TASK PROMPT –
In the listing below, locate the lines that hold "image" and copy them.

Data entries
━━━━━━

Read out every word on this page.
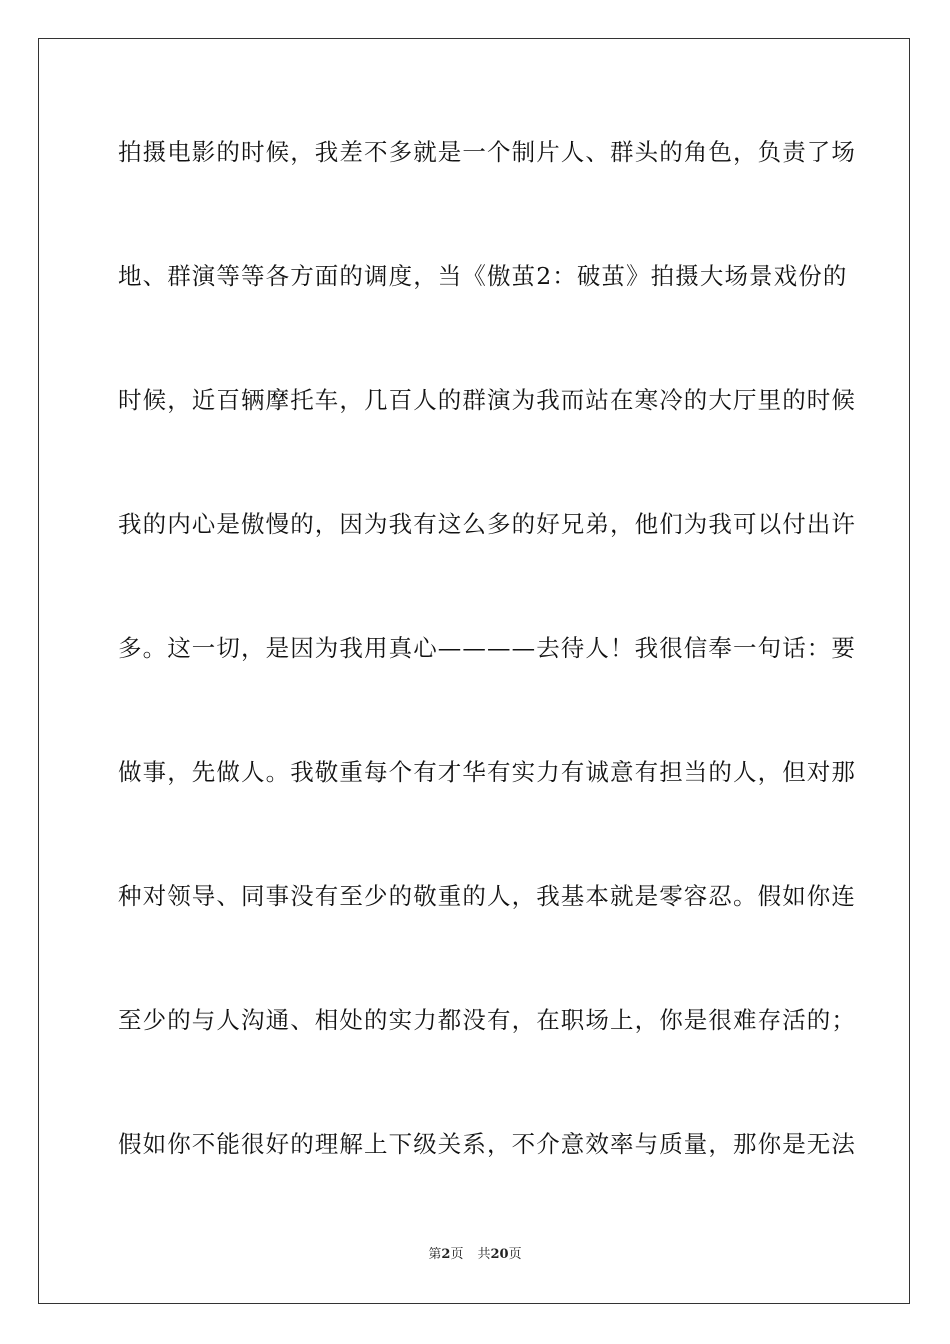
拍摄电影的时候，我差不多就是一个制片人、群头的角色，负责了场
地、群演等等各方面的调度，当《傲茧2：破茧》拍摄大场景戏份的
时候，近百辆摩托车，几百人的群演为我而站在寒冷的大厅里的时候
我的内心是傲慢的，因为我有这么多的好兄弟，他们为我可以付出许
多。这一切，是因为我用真心————去待人！我很信奉一句话：要
做事，先做人。我敬重每个有才华有实力有诚意有担当的人，但对那
种对领导、同事没有至少的敬重的人，我基本就是零容忍。假如你连
至少的与人沟通、相处的实力都没有，在职场上，你是很难存活的；
假如你不能很好的理解上下级关系，不介意效率与质量，那你是无法
第2页 共20页
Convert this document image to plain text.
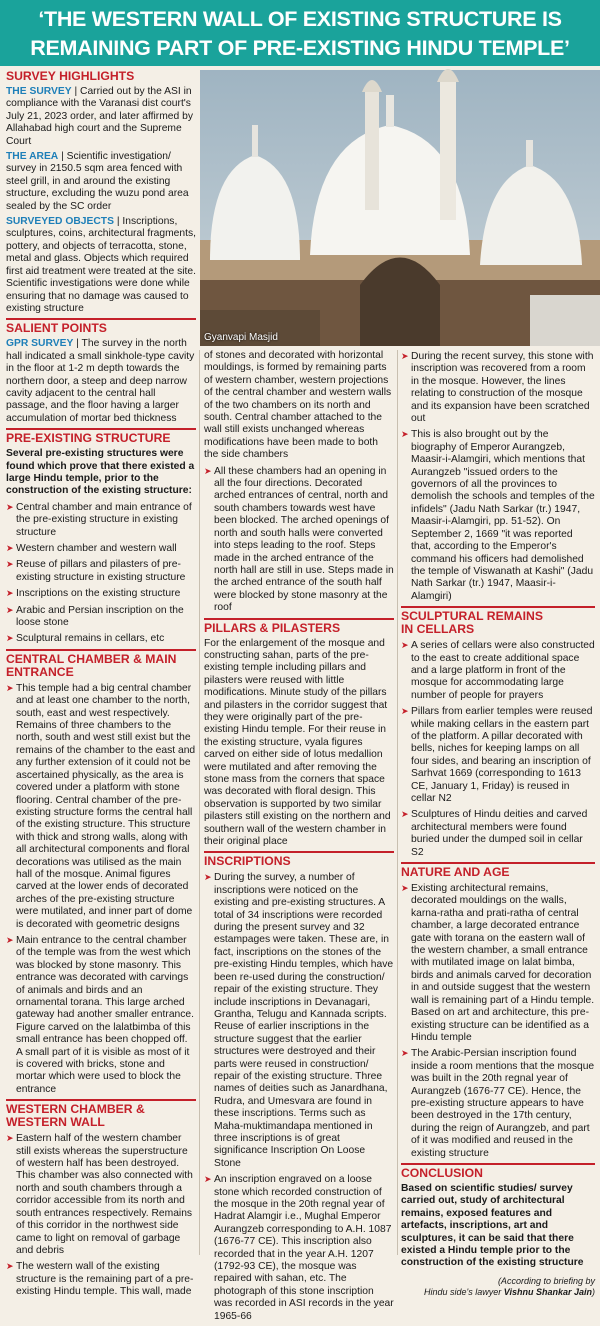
‘THE WESTERN WALL OF EXISTING STRUCTURE IS
REMAINING PART OF PRE-EXISTING HINDU TEMPLE’
Gyanvapi Masjid
SURVEY HIGHLIGHTS
THE SURVEY | Carried out by the ASI in compliance with the Varanasi dist court's July 21, 2023 order, and later affirmed by Allahabad high court and the Supreme Court
THE AREA | Scientific investigation/ survey in 2150.5 sqm area fenced with steel grill, in and around the existing structure, excluding the wuzu pond area sealed by the SC order
SURVEYED OBJECTS | Inscriptions, sculptures, coins, architectural fragments, pottery, and objects of terracotta, stone, metal and glass. Objects which required first aid treatment were treated at the site. Scientific investigations were done while ensuring that no damage was caused to existing structure
SALIENT POINTS
GPR SURVEY | The survey in the north hall indicated a small sinkhole-type cavity in the floor at 1-2 m depth towards the northern door, a steep and deep narrow cavity adjacent to the central hall passage, and the floor having a larger accumulation of mortar bed thickness
PRE-EXISTING STRUCTURE
Several pre-existing structures were found which prove that there existed a large Hindu temple, prior to the construction of the existing structure:
➤ Central chamber and main entrance of the pre-existing structure in existing structure
➤ Western chamber and western wall
➤ Reuse of pillars and pilasters of pre-existing structure in existing structure
➤ Inscriptions on the existing structure
➤ Arabic and Persian inscription on the loose stone
➤ Sculptural remains in cellars, etc
CENTRAL CHAMBER & MAIN ENTRANCE
➤ This temple had a big central chamber and at least one chamber to the north, south, east and west respectively. Remains of three chambers to the north, south and west still exist but the remains of the chamber to the east and any further extension of it could not be ascertained physically, as the area is covered under a platform with stone flooring. Central chamber of the pre-existing structure forms the central hall of the existing structure. This structure with thick and strong walls, along with all architectural components and floral decorations was utilised as the main hall of the mosque. Animal figures carved at the lower ends of decorated arches of the pre-existing structure were mutilated, and inner part of dome is decorated with geometric designs
➤ Main entrance to the central chamber of the temple was from the west which was blocked by stone masonry. This entrance was decorated with carvings of animals and birds and an ornamental torana. This large arched gateway had another smaller entrance. Figure carved on the lalatbimba of this small entrance has been chopped off. A small part of it is visible as most of it is covered with bricks, stone and mortar which were used to block the entrance
WESTERN CHAMBER & WESTERN WALL
➤ Eastern half of the western chamber still exists whereas the superstructure of western half has been destroyed. This chamber was also connected with north and south chambers through a corridor accessible from its north and south entrances respectively. Remains of this corridor in the northwest side came to light on removal of garbage and debris
➤ The western wall of the existing structure is the remaining part of a pre-existing Hindu temple. This wall, made
of stones and decorated with horizontal mouldings, is formed by remaining parts of western chamber, western projections of the central chamber and western walls of the two chambers on its north and south. Central chamber attached to the wall still exists unchanged whereas modifications have been made to both the side chambers
➤ All these chambers had an opening in all the four directions. Decorated arched entrances of central, north and south chambers towards west have been blocked. The arched openings of north and south halls were converted into steps leading to the roof. Steps made in the arched entrance of the north hall are still in use. Steps made in the arched entrance of the south half were blocked by stone masonry at the roof
PILLARS & PILASTERS
For the enlargement of the mosque and constructing sahan, parts of the pre-existing temple including pillars and pilasters were reused with little modifications. Minute study of the pillars and pilasters in the corridor suggest that they were originally part of the pre-existing Hindu temple. For their reuse in the existing structure, vyala figures carved on either side of lotus medallion were mutilated and after removing the stone mass from the corners that space was decorated with floral design. This observation is supported by two similar pilasters still existing on the northern and southern wall of the western chamber in their original place
INSCRIPTIONS
➤ During the survey, a number of inscriptions were noticed on the existing and pre-existing structures. A total of 34 inscriptions were recorded during the present survey and 32 estampages were taken. These are, in fact, inscriptions on the stones of the pre-existing Hindu temples, which have been re-used during the construction/ repair of the existing structure. They include inscriptions in Devanagari, Grantha, Telugu and Kannada scripts. Reuse of earlier inscriptions in the structure suggest that the earlier structures were destroyed and their parts were reused in construction/ repair of the existing structure. Three names of deities such as Janardhana, Rudra, and Umesvara are found in these inscriptions. Terms such as Maha-muktimandapa mentioned in three inscriptions is of great significance Inscription On Loose Stone
➤ An inscription engraved on a loose stone which recorded construction of the mosque in the 20th regnal year of Hadrat Alamgir i.e., Mughal Emperor Aurangzeb corresponding to A.H. 1087 (1676-77 CE). This inscription also recorded that in the year A.H. 1207 (1792-93 CE), the mosque was repaired with sahan, etc. The photograph of this stone inscription was recorded in ASI records in the year 1965-66
➤ During the recent survey, this stone with inscription was recovered from a room in the mosque. However, the lines relating to construction of the mosque and its expansion have been scratched out
➤ This is also brought out by the biography of Emperor Aurangzeb, Maasir-i-Alamgiri, which mentions that Aurangzeb "issued orders to the governors of all the provinces to demolish the schools and temples of the infidels" (Jadu Nath Sarkar (tr.) 1947, Maasir-i-Alamgiri, pp. 51-52). On September 2, 1669 "it was reported that, according to the Emperor's command his officers had demolished the temple of Viswanath at Kashi" (Jadu Nath Sarkar (tr.) 1947, Maasir-i-Alamgiri)
SCULPTURAL REMAINS
IN CELLARS
➤ A series of cellars were also constructed to the east to create additional space and a large platform in front of the mosque for accommodating large number of people for prayers
➤ Pillars from earlier temples were reused while making cellars in the eastern part of the platform. A pillar decorated with bells, niches for keeping lamps on all four sides, and bearing an inscription of Sarhvat 1669 (corresponding to 1613 CE, January 1, Friday) is reused in cellar N2
➤ Sculptures of Hindu deities and carved architectural members were found buried under the dumped soil in cellar S2
NATURE AND AGE
➤ Existing architectural remains, decorated mouldings on the walls, karna-ratha and prati-ratha of central chamber, a large decorated entrance gate with torana on the eastern wall of the western chamber, a small entrance with mutilated image on lalat bimba, birds and animals carved for decoration in and outside suggest that the western wall is remaining part of a Hindu temple. Based on art and architecture, this pre-existing structure can be identified as a Hindu temple
➤ The Arabic-Persian inscription found inside a room mentions that the mosque was built in the 20th regnal year of Aurangzeb (1676-77 CE). Hence, the pre-existing structure appears to have been destroyed in the 17th century, during the reign of Aurangzeb, and part of it was modified and reused in the existing structure
CONCLUSION
Based on scientific studies/ survey carried out, study of architectural remains, exposed features and artefacts, inscriptions, art and sculptures, it can be said that there existed a Hindu temple prior to the construction of the existing structure
(According to briefing by
Hindu side's lawyer Vishnu Shankar Jain)
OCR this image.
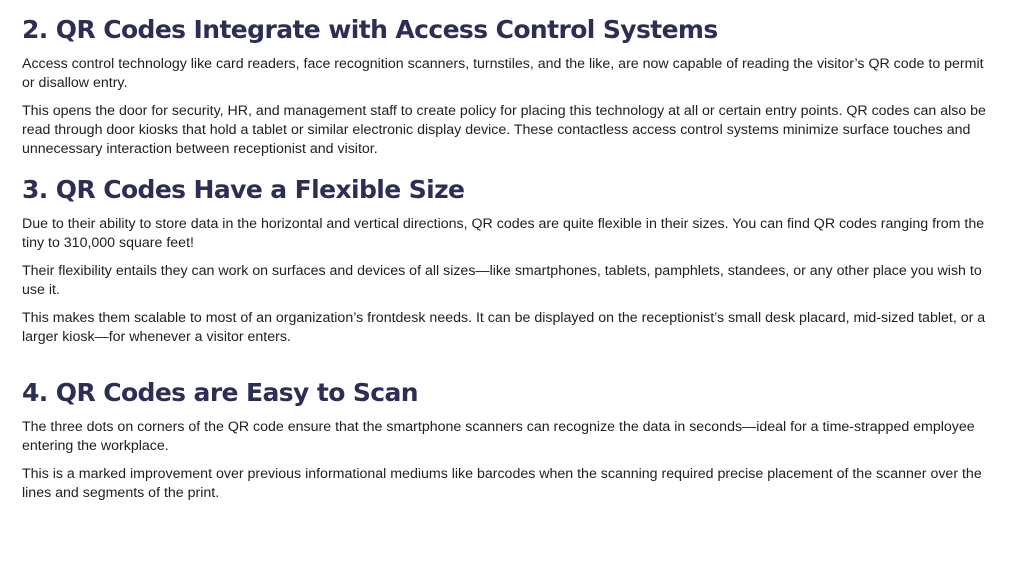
2. QR Codes Integrate with Access Control Systems

Access control technology like card readers, face recognition scanners, turnstiles, and the like, are now capable of reading the visitor’s QR code to permit or disallow entry.

This opens the door for security, HR, and management staff to create policy for placing this technology at all or certain entry points. QR codes can also be read through door kiosks that hold a tablet or similar electronic display device. These contactless access control systems minimize surface touches and unnecessary interaction between receptionist and visitor.

3. QR Codes Have a Flexible Size

Due to their ability to store data in the horizontal and vertical directions, QR codes are quite flexible in their sizes. You can find QR codes ranging from the tiny to 310,000 square feet!

Their flexibility entails they can work on surfaces and devices of all sizes—like smartphones, tablets, pamphlets, standees, or any other place you wish to use it.

This makes them scalable to most of an organization’s frontdesk needs. It can be displayed on the receptionist’s small desk placard, mid-sized tablet, or a larger kiosk—for whenever a visitor enters.

4. QR Codes are Easy to Scan

The three dots on corners of the QR code ensure that the smartphone scanners can recognize the data in seconds—ideal for a time-strapped employee entering the workplace.

This is a marked improvement over previous informational mediums like barcodes when the scanning required precise placement of the scanner over the lines and segments of the print.
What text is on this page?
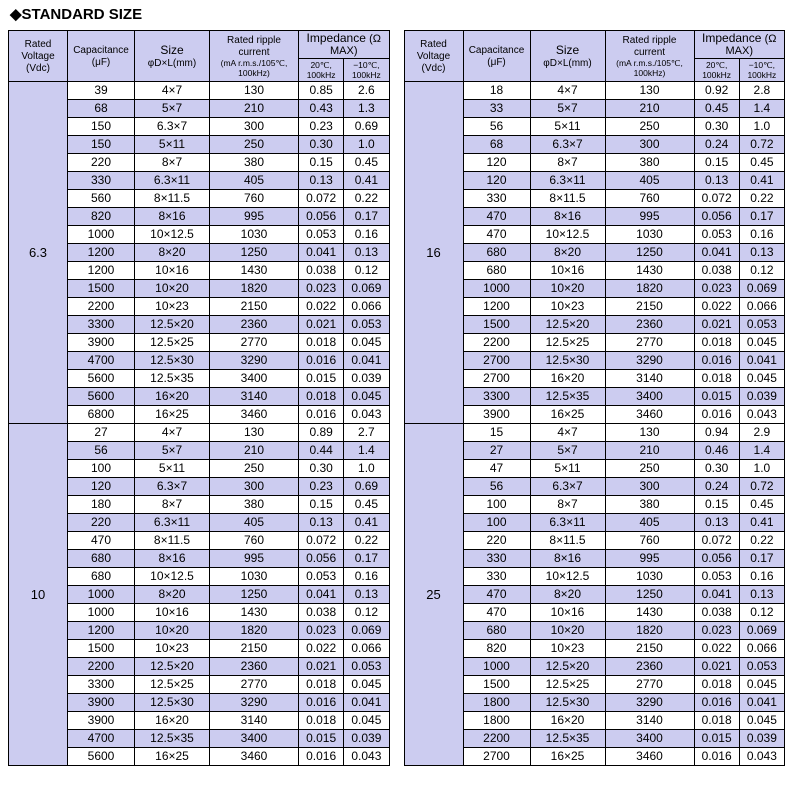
◆STANDARD SIZE
Rated Voltage (Vdc)	Capacitance (μF)	Size φD×L(mm)	Rated ripple current
(mA r.m.s./105℃, 100kHz)	Impedance (Ω MAX)	

				20℃, 100kHz	−10℃, 100kHz

6.3	39	4×7	130	0.85	2.6
	68	5×7	210	0.43	1.3
	150	6.3×7	300	0.23	0.69
	150	5×11	250	0.30	1.0
	220	8×7	380	0.15	0.45
	330	6.3×11	405	0.13	0.41
	560	8×11.5	760	0.072	0.22
	820	8×16	995	0.056	0.17
	1000	10×12.5	1030	0.053	0.16
	1200	8×20	1250	0.041	0.13
	1200	10×16	1430	0.038	0.12
	1500	10×20	1820	0.023	0.069
	2200	10×23	2150	0.022	0.066
	3300	12.5×20	2360	0.021	0.053
	3900	12.5×25	2770	0.018	0.045
	4700	12.5×30	3290	0.016	0.041
	5600	12.5×35	3400	0.015	0.039
	5600	16×20	3140	0.018	0.045
	6800	16×25	3460	0.016	0.043
10	27	4×7	130	0.89	2.7
	56	5×7	210	0.44	1.4
	100	5×11	250	0.30	1.0
	120	6.3×7	300	0.23	0.69
	180	8×7	380	0.15	0.45
	220	6.3×11	405	0.13	0.41
	470	8×11.5	760	0.072	0.22
	680	8×16	995	0.056	0.17
	680	10×12.5	1030	0.053	0.16
	1000	8×20	1250	0.041	0.13
	1000	10×16	1430	0.038	0.12
	1200	10×20	1820	0.023	0.069
	1500	10×23	2150	0.022	0.066
	2200	12.5×20	2360	0.021	0.053
	3300	12.5×25	2770	0.018	0.045
	3900	12.5×30	3290	0.016	0.041
	3900	16×20	3140	0.018	0.045
	4700	12.5×35	3400	0.015	0.039
	5600	16×25	3460	0.016	0.043
Rated Voltage (Vdc)	Capacitance (μF)	Size φD×L(mm)	Rated ripple current
(mA r.m.s./105℃, 100kHz)	Impedance (Ω MAX)	

				20℃, 100kHz	−10℃, 100kHz

16	18	4×7	130	0.92	2.8
	33	5×7	210	0.45	1.4
	56	5×11	250	0.30	1.0
	68	6.3×7	300	0.24	0.72
	120	8×7	380	0.15	0.45
	120	6.3×11	405	0.13	0.41
	330	8×11.5	760	0.072	0.22
	470	8×16	995	0.056	0.17
	470	10×12.5	1030	0.053	0.16
	680	8×20	1250	0.041	0.13
	680	10×16	1430	0.038	0.12
	1000	10×20	1820	0.023	0.069
	1200	10×23	2150	0.022	0.066
	1500	12.5×20	2360	0.021	0.053
	2200	12.5×25	2770	0.018	0.045
	2700	12.5×30	3290	0.016	0.041
	2700	16×20	3140	0.018	0.045
	3300	12.5×35	3400	0.015	0.039
	3900	16×25	3460	0.016	0.043
25	15	4×7	130	0.94	2.9
	27	5×7	210	0.46	1.4
	47	5×11	250	0.30	1.0
	56	6.3×7	300	0.24	0.72
	100	8×7	380	0.15	0.45
	100	6.3×11	405	0.13	0.41
	220	8×11.5	760	0.072	0.22
	330	8×16	995	0.056	0.17
	330	10×12.5	1030	0.053	0.16
	470	8×20	1250	0.041	0.13
	470	10×16	1430	0.038	0.12
	680	10×20	1820	0.023	0.069
	820	10×23	2150	0.022	0.066
	1000	12.5×20	2360	0.021	0.053
	1500	12.5×25	2770	0.018	0.045
	1800	12.5×30	3290	0.016	0.041
	1800	16×20	3140	0.018	0.045
	2200	12.5×35	3400	0.015	0.039
	2700	16×25	3460	0.016	0.043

━━━━━━

COMPLETED EXERCISE –
Convert this document image to plain text.
➤ Existing architectural remains, decorated mouldings on the walls, karna-ratha and prati-ratha of central chamber, a large decorated entrance gate with torana on the eastern wall of the western chamber, a small entrance with mutilated image on lalat bimba, birds and animals carved for decoration in and outside suggest that the western wall is remaining part of a Hindu temple. Based on art and architecture, this pre-existing structure can be identified as a Hindu temple
OCR this image.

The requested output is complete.